[Available records start]

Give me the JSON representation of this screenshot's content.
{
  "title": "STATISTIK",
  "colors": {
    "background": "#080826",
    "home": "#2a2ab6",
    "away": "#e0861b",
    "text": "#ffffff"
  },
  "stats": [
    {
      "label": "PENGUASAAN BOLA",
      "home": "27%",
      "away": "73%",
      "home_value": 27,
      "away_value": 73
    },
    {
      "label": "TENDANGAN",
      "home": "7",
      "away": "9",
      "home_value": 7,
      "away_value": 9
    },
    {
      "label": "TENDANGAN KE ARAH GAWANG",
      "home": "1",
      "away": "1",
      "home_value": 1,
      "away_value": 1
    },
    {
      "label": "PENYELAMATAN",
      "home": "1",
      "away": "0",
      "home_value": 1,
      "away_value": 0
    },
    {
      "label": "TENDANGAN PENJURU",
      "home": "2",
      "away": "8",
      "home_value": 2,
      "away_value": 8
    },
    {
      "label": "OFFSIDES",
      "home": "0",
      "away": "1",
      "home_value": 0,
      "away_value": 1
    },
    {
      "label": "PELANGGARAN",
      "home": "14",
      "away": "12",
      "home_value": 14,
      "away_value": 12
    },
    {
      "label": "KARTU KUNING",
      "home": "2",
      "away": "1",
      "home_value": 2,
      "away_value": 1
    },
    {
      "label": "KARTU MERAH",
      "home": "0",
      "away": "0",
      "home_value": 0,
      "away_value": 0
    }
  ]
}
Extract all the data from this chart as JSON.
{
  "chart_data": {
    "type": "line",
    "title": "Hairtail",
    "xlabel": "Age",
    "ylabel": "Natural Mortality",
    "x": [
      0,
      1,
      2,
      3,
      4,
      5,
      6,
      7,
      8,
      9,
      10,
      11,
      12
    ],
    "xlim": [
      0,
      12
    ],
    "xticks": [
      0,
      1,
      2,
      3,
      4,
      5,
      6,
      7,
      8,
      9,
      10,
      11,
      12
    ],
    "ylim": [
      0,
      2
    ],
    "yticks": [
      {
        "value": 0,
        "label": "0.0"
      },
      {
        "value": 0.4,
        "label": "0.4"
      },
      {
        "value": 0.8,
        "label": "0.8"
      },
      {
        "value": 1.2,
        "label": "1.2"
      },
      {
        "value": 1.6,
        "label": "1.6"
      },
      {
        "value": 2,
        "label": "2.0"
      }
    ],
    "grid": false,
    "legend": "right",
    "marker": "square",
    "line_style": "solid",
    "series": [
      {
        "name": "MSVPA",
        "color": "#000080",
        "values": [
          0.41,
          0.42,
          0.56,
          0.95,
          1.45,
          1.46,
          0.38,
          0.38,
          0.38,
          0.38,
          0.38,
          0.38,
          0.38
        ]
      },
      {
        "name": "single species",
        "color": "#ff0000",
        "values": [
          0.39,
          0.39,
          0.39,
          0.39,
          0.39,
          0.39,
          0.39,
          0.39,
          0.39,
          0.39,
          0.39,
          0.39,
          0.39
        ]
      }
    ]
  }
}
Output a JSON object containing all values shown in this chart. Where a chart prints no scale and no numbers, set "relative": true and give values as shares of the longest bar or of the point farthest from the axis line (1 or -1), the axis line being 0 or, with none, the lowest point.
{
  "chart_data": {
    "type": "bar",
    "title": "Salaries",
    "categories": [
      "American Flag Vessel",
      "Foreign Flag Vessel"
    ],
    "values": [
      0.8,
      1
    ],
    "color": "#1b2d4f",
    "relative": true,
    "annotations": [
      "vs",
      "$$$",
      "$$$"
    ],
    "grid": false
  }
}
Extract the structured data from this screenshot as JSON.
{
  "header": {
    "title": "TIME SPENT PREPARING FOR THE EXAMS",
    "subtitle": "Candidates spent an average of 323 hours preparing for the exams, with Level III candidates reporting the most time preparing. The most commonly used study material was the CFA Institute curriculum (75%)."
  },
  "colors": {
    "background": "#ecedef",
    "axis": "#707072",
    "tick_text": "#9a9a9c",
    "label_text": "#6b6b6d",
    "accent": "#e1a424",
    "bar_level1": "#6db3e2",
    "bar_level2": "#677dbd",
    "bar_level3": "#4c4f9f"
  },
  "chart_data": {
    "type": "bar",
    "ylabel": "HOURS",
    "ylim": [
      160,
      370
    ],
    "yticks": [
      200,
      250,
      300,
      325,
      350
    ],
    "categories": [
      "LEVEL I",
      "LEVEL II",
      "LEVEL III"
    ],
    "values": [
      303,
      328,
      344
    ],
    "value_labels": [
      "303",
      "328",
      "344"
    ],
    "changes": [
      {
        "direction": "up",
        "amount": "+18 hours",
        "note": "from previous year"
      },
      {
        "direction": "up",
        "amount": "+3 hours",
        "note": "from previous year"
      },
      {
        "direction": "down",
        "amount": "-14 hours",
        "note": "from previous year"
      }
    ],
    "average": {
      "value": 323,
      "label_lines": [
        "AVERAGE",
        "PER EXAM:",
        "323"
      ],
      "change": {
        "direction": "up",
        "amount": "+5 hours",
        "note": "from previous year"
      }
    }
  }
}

[Available records end]

◆ **Short task**
Go through the material above and count the lines that include "KARTU". Give the number alone.

◆ **Expected answer**
2